Request
Set down each line of the material that follows, exactly, with no pictures.

══════

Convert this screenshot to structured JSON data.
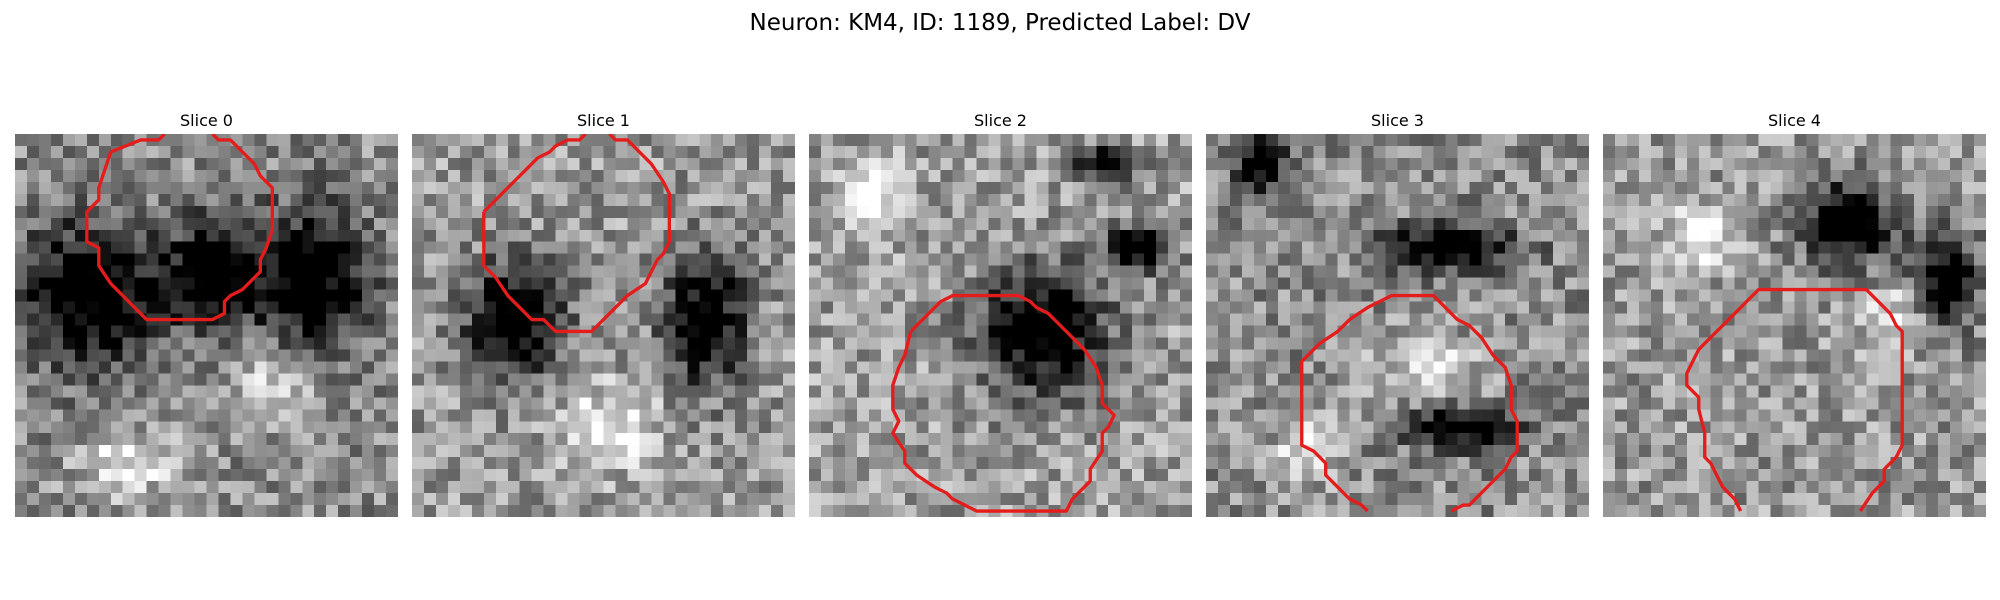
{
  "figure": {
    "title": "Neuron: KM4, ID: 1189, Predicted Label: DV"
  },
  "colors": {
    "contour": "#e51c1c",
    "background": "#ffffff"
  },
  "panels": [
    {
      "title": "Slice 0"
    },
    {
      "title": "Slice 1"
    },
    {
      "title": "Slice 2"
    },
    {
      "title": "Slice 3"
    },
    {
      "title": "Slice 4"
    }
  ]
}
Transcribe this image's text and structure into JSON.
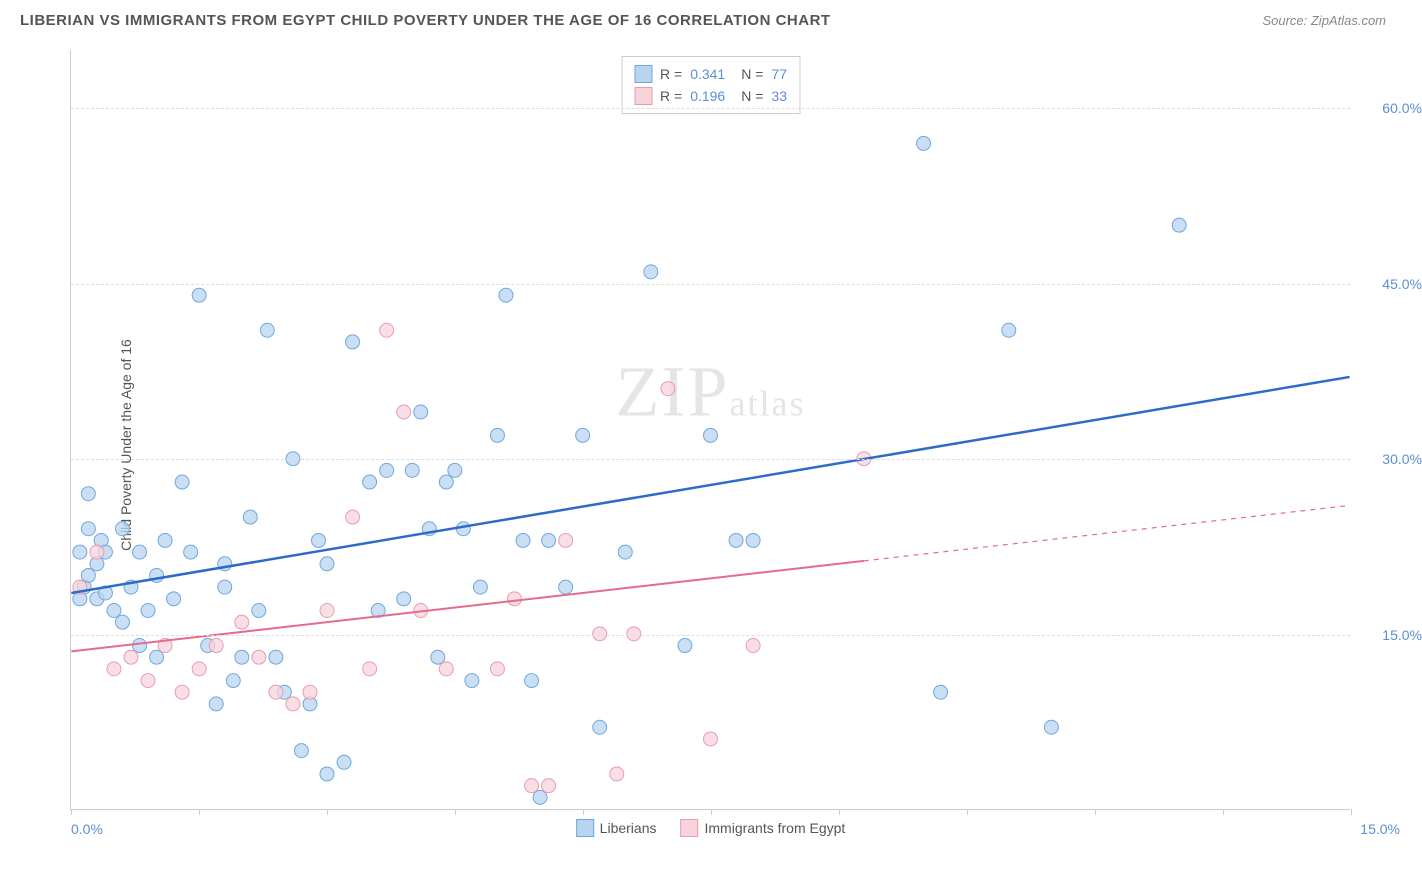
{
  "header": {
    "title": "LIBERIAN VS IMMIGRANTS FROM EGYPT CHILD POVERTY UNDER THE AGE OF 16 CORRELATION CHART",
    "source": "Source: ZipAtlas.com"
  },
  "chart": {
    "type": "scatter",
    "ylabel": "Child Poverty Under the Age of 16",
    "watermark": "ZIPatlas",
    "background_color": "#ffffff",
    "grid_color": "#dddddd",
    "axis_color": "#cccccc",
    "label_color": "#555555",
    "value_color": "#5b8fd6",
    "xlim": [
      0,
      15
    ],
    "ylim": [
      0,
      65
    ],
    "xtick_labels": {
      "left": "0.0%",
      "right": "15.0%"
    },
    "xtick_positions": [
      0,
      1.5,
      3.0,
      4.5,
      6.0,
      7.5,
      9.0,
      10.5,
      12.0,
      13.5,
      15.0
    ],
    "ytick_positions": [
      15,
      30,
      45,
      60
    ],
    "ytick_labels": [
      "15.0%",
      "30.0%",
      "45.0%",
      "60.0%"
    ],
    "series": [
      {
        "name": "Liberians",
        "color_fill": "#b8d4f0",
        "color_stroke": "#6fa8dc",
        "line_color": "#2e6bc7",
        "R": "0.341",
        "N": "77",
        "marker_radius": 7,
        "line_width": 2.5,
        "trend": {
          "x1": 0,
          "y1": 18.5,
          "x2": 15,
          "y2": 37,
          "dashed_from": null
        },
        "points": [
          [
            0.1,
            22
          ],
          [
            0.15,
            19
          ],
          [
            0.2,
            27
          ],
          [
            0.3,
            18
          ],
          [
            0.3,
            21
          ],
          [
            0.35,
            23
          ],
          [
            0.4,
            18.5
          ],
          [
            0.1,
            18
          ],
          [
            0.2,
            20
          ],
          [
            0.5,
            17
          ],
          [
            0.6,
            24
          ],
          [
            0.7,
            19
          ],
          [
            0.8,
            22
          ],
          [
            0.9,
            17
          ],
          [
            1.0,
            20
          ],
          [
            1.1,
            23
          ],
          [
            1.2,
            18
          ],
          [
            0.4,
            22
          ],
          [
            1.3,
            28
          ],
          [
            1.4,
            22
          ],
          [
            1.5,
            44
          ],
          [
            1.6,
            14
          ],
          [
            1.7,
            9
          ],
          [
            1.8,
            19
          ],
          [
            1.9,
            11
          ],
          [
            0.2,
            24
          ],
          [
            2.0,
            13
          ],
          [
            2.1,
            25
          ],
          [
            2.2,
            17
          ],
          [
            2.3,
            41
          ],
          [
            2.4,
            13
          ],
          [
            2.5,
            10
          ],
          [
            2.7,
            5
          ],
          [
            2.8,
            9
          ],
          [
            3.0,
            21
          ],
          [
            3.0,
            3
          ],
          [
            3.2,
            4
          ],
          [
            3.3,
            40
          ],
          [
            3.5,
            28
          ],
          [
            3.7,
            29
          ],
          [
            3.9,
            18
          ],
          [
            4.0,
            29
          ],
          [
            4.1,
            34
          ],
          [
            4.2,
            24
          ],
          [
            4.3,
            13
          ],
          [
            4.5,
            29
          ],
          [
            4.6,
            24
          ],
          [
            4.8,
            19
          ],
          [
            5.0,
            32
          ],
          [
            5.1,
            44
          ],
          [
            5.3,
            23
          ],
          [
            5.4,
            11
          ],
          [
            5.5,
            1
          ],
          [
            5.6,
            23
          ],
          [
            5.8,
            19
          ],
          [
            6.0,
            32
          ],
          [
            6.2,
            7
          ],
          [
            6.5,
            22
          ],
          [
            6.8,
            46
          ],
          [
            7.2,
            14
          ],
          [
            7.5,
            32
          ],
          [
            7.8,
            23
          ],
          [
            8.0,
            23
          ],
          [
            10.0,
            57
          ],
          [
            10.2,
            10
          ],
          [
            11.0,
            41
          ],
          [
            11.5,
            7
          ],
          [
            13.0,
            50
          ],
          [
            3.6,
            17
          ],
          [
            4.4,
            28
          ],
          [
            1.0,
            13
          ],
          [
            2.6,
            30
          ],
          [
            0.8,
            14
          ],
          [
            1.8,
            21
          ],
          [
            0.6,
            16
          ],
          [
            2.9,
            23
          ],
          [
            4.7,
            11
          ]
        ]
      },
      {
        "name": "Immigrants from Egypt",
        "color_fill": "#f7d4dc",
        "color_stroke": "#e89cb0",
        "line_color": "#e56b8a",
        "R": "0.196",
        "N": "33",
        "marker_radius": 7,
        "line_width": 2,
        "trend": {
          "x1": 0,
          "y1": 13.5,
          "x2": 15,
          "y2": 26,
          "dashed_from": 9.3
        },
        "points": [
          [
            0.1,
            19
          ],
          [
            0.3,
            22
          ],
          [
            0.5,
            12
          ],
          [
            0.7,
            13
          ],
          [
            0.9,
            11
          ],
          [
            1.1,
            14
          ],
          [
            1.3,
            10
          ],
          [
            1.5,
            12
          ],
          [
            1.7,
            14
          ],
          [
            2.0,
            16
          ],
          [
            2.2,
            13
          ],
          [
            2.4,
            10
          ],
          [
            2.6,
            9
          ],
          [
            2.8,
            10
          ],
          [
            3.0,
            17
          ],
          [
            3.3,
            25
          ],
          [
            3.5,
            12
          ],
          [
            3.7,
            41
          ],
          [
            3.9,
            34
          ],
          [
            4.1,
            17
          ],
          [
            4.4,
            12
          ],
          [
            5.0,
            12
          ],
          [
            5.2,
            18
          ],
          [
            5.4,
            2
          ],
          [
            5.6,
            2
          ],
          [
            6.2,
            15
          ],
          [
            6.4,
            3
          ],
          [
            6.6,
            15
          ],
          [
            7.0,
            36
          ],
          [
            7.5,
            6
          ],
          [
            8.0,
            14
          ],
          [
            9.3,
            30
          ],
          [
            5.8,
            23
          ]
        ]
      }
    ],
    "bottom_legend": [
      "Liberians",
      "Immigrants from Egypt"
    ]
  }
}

══════

Task solution
Convert this screenshot to structured JSON data.
{
  "figure": {
    "title": "Neuron: KM4, ID: 1189, Predicted Label: DV"
  },
  "colors": {
    "contour": "#e51c1c",
    "background": "#ffffff"
  },
  "panels": [
    {
      "title": "Slice 0"
    },
    {
      "title": "Slice 1"
    },
    {
      "title": "Slice 2"
    },
    {
      "title": "Slice 3"
    },
    {
      "title": "Slice 4"
    }
  ]
}
Transcribe this image's text and structure into JSON.
{
  "header": {
    "title": "LIBERIAN VS IMMIGRANTS FROM EGYPT CHILD POVERTY UNDER THE AGE OF 16 CORRELATION CHART",
    "source": "Source: ZipAtlas.com"
  },
  "chart": {
    "type": "scatter",
    "ylabel": "Child Poverty Under the Age of 16",
    "watermark": "ZIPatlas",
    "background_color": "#ffffff",
    "grid_color": "#dddddd",
    "axis_color": "#cccccc",
    "label_color": "#555555",
    "value_color": "#5b8fd6",
    "xlim": [
      0,
      15
    ],
    "ylim": [
      0,
      65
    ],
    "xtick_labels": {
      "left": "0.0%",
      "right": "15.0%"
    },
    "xtick_positions": [
      0,
      1.5,
      3.0,
      4.5,
      6.0,
      7.5,
      9.0,
      10.5,
      12.0,
      13.5,
      15.0
    ],
    "ytick_positions": [
      15,
      30,
      45,
      60
    ],
    "ytick_labels": [
      "15.0%",
      "30.0%",
      "45.0%",
      "60.0%"
    ],
    "series": [
      {
        "name": "Liberians",
        "color_fill": "#b8d4f0",
        "color_stroke": "#6fa8dc",
        "line_color": "#2e6bc7",
        "R": "0.341",
        "N": "77",
        "marker_radius": 7,
        "line_width": 2.5,
        "trend": {
          "x1": 0,
          "y1": 18.5,
          "x2": 15,
          "y2": 37,
          "dashed_from": null
        },
        "points": [
          [
            0.1,
            22
          ],
          [
            0.15,
            19
          ],
          [
            0.2,
            27
          ],
          [
            0.3,
            18
          ],
          [
            0.3,
            21
          ],
          [
            0.35,
            23
          ],
          [
            0.4,
            18.5
          ],
          [
            0.1,
            18
          ],
          [
            0.2,
            20
          ],
          [
            0.5,
            17
          ],
          [
            0.6,
            24
          ],
          [
            0.7,
            19
          ],
          [
            0.8,
            22
          ],
          [
            0.9,
            17
          ],
          [
            1.0,
            20
          ],
          [
            1.1,
            23
          ],
          [
            1.2,
            18
          ],
          [
            0.4,
            22
          ],
          [
            1.3,
            28
          ],
          [
            1.4,
            22
          ],
          [
            1.5,
            44
          ],
          [
            1.6,
            14
          ],
          [
            1.7,
            9
          ],
          [
            1.8,
            19
          ],
          [
            1.9,
            11
          ],
          [
            0.2,
            24
          ],
          [
            2.0,
            13
          ],
          [
            2.1,
            25
          ],
          [
            2.2,
            17
          ],
          [
            2.3,
            41
          ],
          [
            2.4,
            13
          ],
          [
            2.5,
            10
          ],
          [
            2.7,
            5
          ],
          [
            2.8,
            9
          ],
          [
            3.0,
            21
          ],
          [
            3.0,
            3
          ],
          [
            3.2,
            4
          ],
          [
            3.3,
            40
          ],
          [
            3.5,
            28
          ],
          [
            3.7,
            29
          ],
          [
            3.9,
            18
          ],
          [
            4.0,
            29
          ],
          [
            4.1,
            34
          ],
          [
            4.2,
            24
          ],
          [
            4.3,
            13
          ],
          [
            4.5,
            29
          ],
          [
            4.6,
            24
          ],
          [
            4.8,
            19
          ],
          [
            5.0,
            32
          ],
          [
            5.1,
            44
          ],
          [
            5.3,
            23
          ],
          [
            5.4,
            11
          ],
          [
            5.5,
            1
          ],
          [
            5.6,
            23
          ],
          [
            5.8,
            19
          ],
          [
            6.0,
            32
          ],
          [
            6.2,
            7
          ],
          [
            6.5,
            22
          ],
          [
            6.8,
            46
          ],
          [
            7.2,
            14
          ],
          [
            7.5,
            32
          ],
          [
            7.8,
            23
          ],
          [
            8.0,
            23
          ],
          [
            10.0,
            57
          ],
          [
            10.2,
            10
          ],
          [
            11.0,
            41
          ],
          [
            11.5,
            7
          ],
          [
            13.0,
            50
          ],
          [
            3.6,
            17
          ],
          [
            4.4,
            28
          ],
          [
            1.0,
            13
          ],
          [
            2.6,
            30
          ],
          [
            0.8,
            14
          ],
          [
            1.8,
            21
          ],
          [
            0.6,
            16
          ],
          [
            2.9,
            23
          ],
          [
            4.7,
            11
          ]
        ]
      },
      {
        "name": "Immigrants from Egypt",
        "color_fill": "#f7d4dc",
        "color_stroke": "#e89cb0",
        "line_color": "#e56b8a",
        "R": "0.196",
        "N": "33",
        "marker_radius": 7,
        "line_width": 2,
        "trend": {
          "x1": 0,
          "y1": 13.5,
          "x2": 15,
          "y2": 26,
          "dashed_from": 9.3
        },
        "points": [
          [
            0.1,
            19
          ],
          [
            0.3,
            22
          ],
          [
            0.5,
            12
          ],
          [
            0.7,
            13
          ],
          [
            0.9,
            11
          ],
          [
            1.1,
            14
          ],
          [
            1.3,
            10
          ],
          [
            1.5,
            12
          ],
          [
            1.7,
            14
          ],
          [
            2.0,
            16
          ],
          [
            2.2,
            13
          ],
          [
            2.4,
            10
          ],
          [
            2.6,
            9
          ],
          [
            2.8,
            10
          ],
          [
            3.0,
            17
          ],
          [
            3.3,
            25
          ],
          [
            3.5,
            12
          ],
          [
            3.7,
            41
          ],
          [
            3.9,
            34
          ],
          [
            4.1,
            17
          ],
          [
            4.4,
            12
          ],
          [
            5.0,
            12
          ],
          [
            5.2,
            18
          ],
          [
            5.4,
            2
          ],
          [
            5.6,
            2
          ],
          [
            6.2,
            15
          ],
          [
            6.4,
            3
          ],
          [
            6.6,
            15
          ],
          [
            7.0,
            36
          ],
          [
            7.5,
            6
          ],
          [
            8.0,
            14
          ],
          [
            9.3,
            30
          ],
          [
            5.8,
            23
          ]
        ]
      }
    ],
    "bottom_legend": [
      "Liberians",
      "Immigrants from Egypt"
    ]
  }
}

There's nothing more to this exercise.